* begin INPUT *
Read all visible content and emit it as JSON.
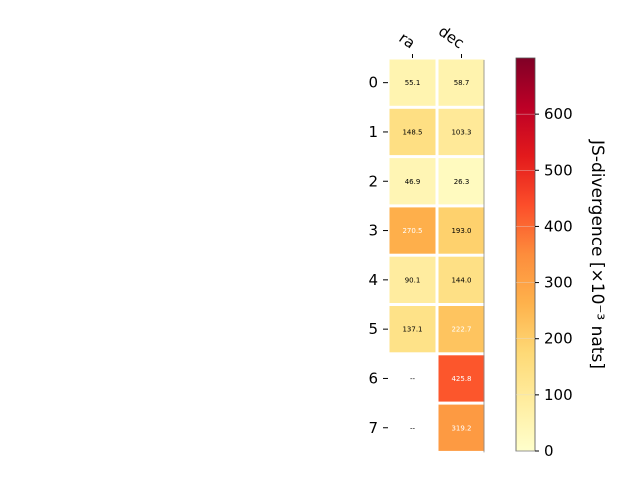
{
  "chart_data": {
    "type": "heatmap",
    "columns": [
      "ra",
      "dec"
    ],
    "rows": [
      "0",
      "1",
      "2",
      "3",
      "4",
      "5",
      "6",
      "7"
    ],
    "values": [
      [
        55.1,
        58.7
      ],
      [
        148.5,
        103.3
      ],
      [
        46.9,
        26.3
      ],
      [
        270.5,
        193.0
      ],
      [
        90.1,
        144.0
      ],
      [
        137.1,
        222.7
      ],
      [
        null,
        425.8
      ],
      [
        null,
        319.2
      ]
    ],
    "cell_labels": [
      [
        "55.1",
        "58.7"
      ],
      [
        "148.5",
        "103.3"
      ],
      [
        "46.9",
        "26.3"
      ],
      [
        "270.5",
        "193.0"
      ],
      [
        "90.1",
        "144.0"
      ],
      [
        "137.1",
        "222.7"
      ],
      [
        "--",
        "425.8"
      ],
      [
        "--",
        "319.2"
      ]
    ],
    "colormap": "YlOrRd",
    "colorbar": {
      "label": "JS-divergence [×10⁻³ nats]",
      "range": [
        0,
        700
      ],
      "ticks": [
        "0",
        "100",
        "200",
        "300",
        "400",
        "500",
        "600"
      ]
    }
  }
}
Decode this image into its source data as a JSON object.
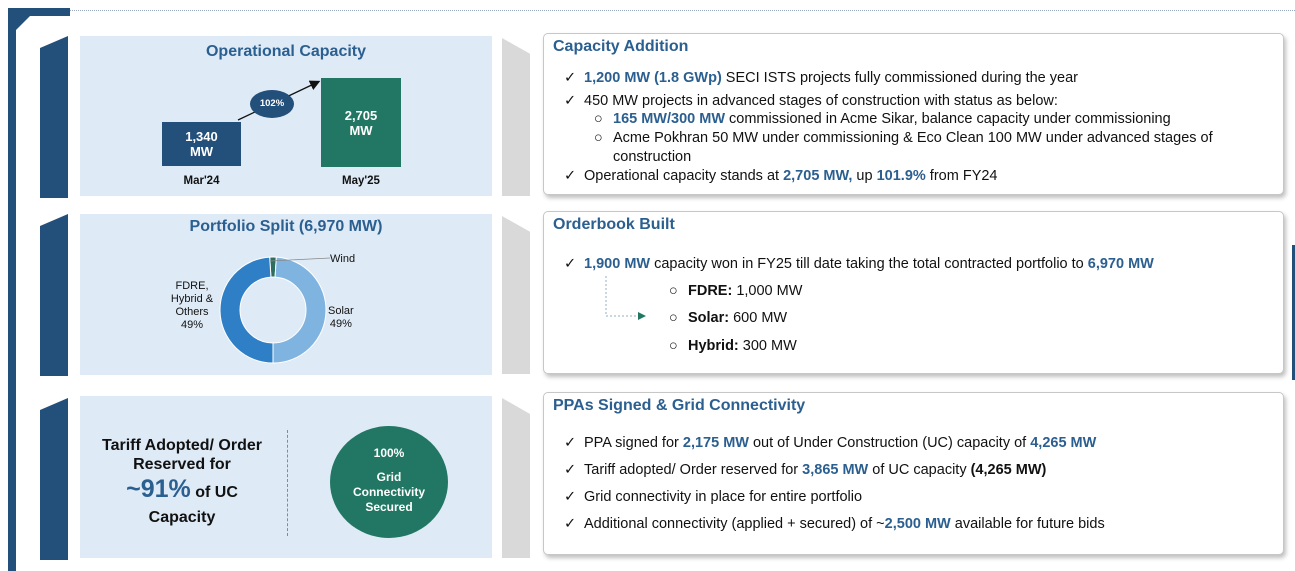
* end INPUT *
* [WHAT IS BEING ASKED]
Restate every record exactly, please; do not copy the pictures.

* [RESULT]
Read all visible content and emit it as JSON.
{
  "chart_data": {
    "type": "heatmap",
    "columns": [
      "ra",
      "dec"
    ],
    "rows": [
      "0",
      "1",
      "2",
      "3",
      "4",
      "5",
      "6",
      "7"
    ],
    "values": [
      [
        55.1,
        58.7
      ],
      [
        148.5,
        103.3
      ],
      [
        46.9,
        26.3
      ],
      [
        270.5,
        193.0
      ],
      [
        90.1,
        144.0
      ],
      [
        137.1,
        222.7
      ],
      [
        null,
        425.8
      ],
      [
        null,
        319.2
      ]
    ],
    "cell_labels": [
      [
        "55.1",
        "58.7"
      ],
      [
        "148.5",
        "103.3"
      ],
      [
        "46.9",
        "26.3"
      ],
      [
        "270.5",
        "193.0"
      ],
      [
        "90.1",
        "144.0"
      ],
      [
        "137.1",
        "222.7"
      ],
      [
        "--",
        "425.8"
      ],
      [
        "--",
        "319.2"
      ]
    ],
    "colormap": "YlOrRd",
    "colorbar": {
      "label": "JS-divergence [×10⁻³ nats]",
      "range": [
        0,
        700
      ],
      "ticks": [
        "0",
        "100",
        "200",
        "300",
        "400",
        "500",
        "600"
      ]
    }
  }
}
Decode this image into its source data as a JSON object.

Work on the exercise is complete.